:: 提示文 ::
⟨

時にすれ違い、感情が交錯することで生まれる衝突。認知症介護にはつきものです。

認知症になると、同じ話を何度も繰り返すとか、何度もトイレに行こうとするとか、自宅にいるのに「帰る」と言い出すとか、ご飯を食べたことを忘れるとか、汚物が箪笥に入れられているとか、物を失くし突飛なところから出てくるとか、何度も見回りを繰り返すとか、急に泣いたり怒ったり、いわゆる徘徊する、好きだった風呂が嫌いになる、そうした事がきっと増えてくるに違いありません。

介護者の側からすると、要介護者のこのような変化には少なからず戸惑いが生じます。以前の姿を知っている身近な人ほど、この変化についていけないことも大いにあります。しかし、それもまた当然の事だと思います。

人間は感情の動物であると言いますが、そもそも感情を抱くことは哺乳類や鳥類といった生物元来の性質によるものだと認識されています。我々の感情は容易く伝播し、それだけで複雑な精神世界を構築し、多くのコミュニケーションを可能としているのです。

さて従来ならば上記のような行動は"問題行動"と見做されてきました。しかし現在は、簡単に言うと"心の声が表出している"のだと考えられています。認知症の方々に見られるような行動に対して、感情的に対応すると逆効果である事は多くの介護者が経験しているところだと思います。

介護者としての在り方の答えはきっと身近なところにあります。誰もが幼いときに経験し、親として試行錯誤することに近いことです。例えば、嬰児が泣いていたとして、親ならば痛いのか痒いのか、お腹が空いたのか、眠たいのか、はたまたお漏らしが気持ち悪いのか、といって想像を巡らせてあらゆる対応を取るでしょう。

⟩

:: 練習問題 ::
(a) 次の(i)〜(iii)がそれぞれ認知症介護の文章と合っているか、「はい」か「いいえ」で答え、決め手となる本文の語句を一字一句そのまま引用せよ。
(i) 認知症の方に見られる行動は、従来「問題行動」と見なされてきた。
(ii) 感情を抱くことは、人間だけに備わった性質だと考えられている。
(iii) 以前の姿を知らない人ほど、要介護者の変化についていけないことが多い。
(b) 認知症介護の文章を、最後の文の後から書き継いでください。

(データエントリー)
⟨

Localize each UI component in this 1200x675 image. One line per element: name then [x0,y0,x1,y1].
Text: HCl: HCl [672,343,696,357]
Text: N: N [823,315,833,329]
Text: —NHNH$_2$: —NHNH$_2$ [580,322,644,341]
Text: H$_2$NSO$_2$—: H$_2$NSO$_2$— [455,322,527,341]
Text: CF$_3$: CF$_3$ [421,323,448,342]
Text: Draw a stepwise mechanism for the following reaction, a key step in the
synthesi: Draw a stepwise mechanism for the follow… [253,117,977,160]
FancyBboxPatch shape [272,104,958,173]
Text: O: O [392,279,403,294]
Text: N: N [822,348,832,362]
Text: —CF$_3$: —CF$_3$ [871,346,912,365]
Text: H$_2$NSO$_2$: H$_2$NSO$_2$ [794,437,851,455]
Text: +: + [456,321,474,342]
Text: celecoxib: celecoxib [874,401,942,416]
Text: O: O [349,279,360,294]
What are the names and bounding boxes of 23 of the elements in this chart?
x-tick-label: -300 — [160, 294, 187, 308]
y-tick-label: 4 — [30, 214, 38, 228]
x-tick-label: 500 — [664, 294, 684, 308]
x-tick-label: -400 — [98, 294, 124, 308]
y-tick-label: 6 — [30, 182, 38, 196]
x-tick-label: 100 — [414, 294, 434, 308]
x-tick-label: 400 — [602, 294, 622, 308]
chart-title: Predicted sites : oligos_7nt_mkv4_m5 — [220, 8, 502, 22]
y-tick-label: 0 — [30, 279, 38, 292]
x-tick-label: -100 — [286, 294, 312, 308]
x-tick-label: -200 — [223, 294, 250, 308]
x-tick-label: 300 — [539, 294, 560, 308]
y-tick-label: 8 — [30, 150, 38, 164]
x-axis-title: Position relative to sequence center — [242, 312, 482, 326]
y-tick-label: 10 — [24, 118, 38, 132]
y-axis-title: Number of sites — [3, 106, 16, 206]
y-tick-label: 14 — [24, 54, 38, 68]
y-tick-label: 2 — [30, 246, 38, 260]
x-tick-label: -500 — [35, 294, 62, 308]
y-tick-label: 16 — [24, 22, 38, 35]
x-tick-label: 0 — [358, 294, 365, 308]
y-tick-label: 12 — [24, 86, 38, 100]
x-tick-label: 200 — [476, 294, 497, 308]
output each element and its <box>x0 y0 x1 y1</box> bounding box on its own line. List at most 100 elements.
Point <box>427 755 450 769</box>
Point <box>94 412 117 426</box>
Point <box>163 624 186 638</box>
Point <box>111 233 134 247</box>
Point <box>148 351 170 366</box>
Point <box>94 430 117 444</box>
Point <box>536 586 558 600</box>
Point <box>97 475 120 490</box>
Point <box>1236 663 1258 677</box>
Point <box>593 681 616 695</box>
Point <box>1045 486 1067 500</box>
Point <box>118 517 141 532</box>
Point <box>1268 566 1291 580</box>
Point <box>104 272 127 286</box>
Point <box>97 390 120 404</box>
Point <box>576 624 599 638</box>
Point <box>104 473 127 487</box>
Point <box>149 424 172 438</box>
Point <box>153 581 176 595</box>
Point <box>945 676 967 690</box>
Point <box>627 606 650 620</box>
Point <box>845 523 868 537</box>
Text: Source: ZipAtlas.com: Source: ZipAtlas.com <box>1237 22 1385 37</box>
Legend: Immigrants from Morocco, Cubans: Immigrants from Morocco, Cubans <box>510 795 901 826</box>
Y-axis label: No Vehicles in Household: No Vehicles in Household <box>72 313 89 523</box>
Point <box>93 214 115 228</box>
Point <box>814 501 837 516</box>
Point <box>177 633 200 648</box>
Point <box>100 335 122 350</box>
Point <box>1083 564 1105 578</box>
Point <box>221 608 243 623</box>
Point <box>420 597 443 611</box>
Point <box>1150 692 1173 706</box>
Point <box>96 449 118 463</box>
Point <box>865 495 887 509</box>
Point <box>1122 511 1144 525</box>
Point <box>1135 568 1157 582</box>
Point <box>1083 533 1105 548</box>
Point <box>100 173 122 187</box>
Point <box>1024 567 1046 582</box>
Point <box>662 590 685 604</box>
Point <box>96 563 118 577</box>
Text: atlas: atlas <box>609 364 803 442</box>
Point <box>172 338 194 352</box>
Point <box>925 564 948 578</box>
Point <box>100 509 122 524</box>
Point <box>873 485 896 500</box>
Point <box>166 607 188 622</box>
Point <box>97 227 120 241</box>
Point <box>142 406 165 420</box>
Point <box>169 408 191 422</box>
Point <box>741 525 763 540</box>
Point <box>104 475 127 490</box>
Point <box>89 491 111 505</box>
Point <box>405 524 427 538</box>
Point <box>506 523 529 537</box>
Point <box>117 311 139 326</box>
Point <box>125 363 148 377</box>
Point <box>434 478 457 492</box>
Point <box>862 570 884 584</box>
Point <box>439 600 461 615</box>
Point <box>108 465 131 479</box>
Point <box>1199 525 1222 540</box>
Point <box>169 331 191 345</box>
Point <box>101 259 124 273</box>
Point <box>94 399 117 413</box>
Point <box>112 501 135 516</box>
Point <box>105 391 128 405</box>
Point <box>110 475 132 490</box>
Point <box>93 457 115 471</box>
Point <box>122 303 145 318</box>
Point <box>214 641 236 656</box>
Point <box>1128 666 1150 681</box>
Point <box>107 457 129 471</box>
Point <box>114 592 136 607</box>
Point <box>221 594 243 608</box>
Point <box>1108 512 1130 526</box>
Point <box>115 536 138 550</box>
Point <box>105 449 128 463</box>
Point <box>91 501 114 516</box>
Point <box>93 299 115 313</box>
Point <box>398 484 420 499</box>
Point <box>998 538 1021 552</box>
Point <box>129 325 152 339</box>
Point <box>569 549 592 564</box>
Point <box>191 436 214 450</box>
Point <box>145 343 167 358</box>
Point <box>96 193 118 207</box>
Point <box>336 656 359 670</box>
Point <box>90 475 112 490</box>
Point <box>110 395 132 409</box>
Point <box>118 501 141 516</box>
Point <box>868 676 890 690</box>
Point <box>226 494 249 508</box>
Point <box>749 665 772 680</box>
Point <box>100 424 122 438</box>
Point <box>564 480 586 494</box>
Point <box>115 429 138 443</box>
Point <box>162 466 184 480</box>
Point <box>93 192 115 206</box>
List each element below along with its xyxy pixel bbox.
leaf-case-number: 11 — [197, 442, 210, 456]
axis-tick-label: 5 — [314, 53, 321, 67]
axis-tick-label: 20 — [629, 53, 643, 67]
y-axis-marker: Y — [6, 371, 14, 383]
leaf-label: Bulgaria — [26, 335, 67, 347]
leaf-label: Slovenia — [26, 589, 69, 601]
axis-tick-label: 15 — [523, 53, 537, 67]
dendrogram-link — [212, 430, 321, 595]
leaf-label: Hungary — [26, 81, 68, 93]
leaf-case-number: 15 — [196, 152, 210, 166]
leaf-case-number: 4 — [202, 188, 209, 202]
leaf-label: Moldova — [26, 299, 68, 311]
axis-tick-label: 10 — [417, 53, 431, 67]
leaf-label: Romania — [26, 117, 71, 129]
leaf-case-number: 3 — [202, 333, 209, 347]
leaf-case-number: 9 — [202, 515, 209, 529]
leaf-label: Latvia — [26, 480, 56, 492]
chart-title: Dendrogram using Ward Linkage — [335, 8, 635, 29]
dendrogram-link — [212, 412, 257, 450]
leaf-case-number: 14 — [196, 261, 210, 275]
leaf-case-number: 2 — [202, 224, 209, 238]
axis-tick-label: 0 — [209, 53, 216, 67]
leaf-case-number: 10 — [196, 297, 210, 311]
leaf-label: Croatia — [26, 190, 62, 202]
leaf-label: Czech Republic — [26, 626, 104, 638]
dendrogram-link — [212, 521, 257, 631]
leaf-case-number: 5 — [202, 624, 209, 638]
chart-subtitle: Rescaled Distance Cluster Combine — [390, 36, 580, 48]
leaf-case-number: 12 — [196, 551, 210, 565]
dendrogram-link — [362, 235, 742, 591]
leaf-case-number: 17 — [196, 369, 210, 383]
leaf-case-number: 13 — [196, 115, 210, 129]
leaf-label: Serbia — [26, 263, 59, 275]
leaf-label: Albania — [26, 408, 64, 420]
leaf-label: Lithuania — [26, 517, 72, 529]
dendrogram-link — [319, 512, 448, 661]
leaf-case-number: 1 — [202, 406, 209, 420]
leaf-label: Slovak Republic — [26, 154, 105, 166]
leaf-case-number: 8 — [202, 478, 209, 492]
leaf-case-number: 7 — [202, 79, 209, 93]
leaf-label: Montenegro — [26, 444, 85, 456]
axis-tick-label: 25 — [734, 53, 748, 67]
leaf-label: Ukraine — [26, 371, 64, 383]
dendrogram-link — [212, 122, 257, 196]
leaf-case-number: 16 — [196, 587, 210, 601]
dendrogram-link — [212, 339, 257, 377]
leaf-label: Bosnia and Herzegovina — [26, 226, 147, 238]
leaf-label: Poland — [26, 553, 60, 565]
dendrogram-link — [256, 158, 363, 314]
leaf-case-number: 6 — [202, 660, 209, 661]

⟩

:: 解答一覧 ::
(a)
(i) はい。「従来ならば上記のような行動は"問題行動"と見做されてきました」
(ii) いいえ。「そもそも感情を抱くことは哺乳類や鳥類といった生物元来の性質によるものだと認識されています」
(iii) いいえ。「以前の姿を知っている身近な人ほど、この変化についていけないことも大いにあります」

(b)
そして次第に、こういう時にはきっとこういう状況だといって推測しながら定石を積み上げていくはずです。勿論どうにもならないことだってあるはずでしょうが、そうしていつしか見ず知らずの他人よりも我が子の事をより理解し、子供の方も安心するはずです。この行程は、子供や老人だけでなく、人間だれしも当てはまるものなのです。

このように不機嫌があるとか笑っているとか、ちょっとした態度や言動が一つ一つ声なき声として存在しているはずなのです。これらを一つ一つ探りながら解消していく事が、理解と安心に繋がっていくように思います。これらの声は千差万別、画一的な対応は出来ず、各人によって対応が異なります。

時には難しいこともありますが、まずは受容してみること、きっとこれが出来ればお互いにとって負担が少ない介護になっていくのだと思えます。そして、正解は無い介護だからこそ、”試行錯誤した結果は全て正解"だったとも言えるのではないでしょうか。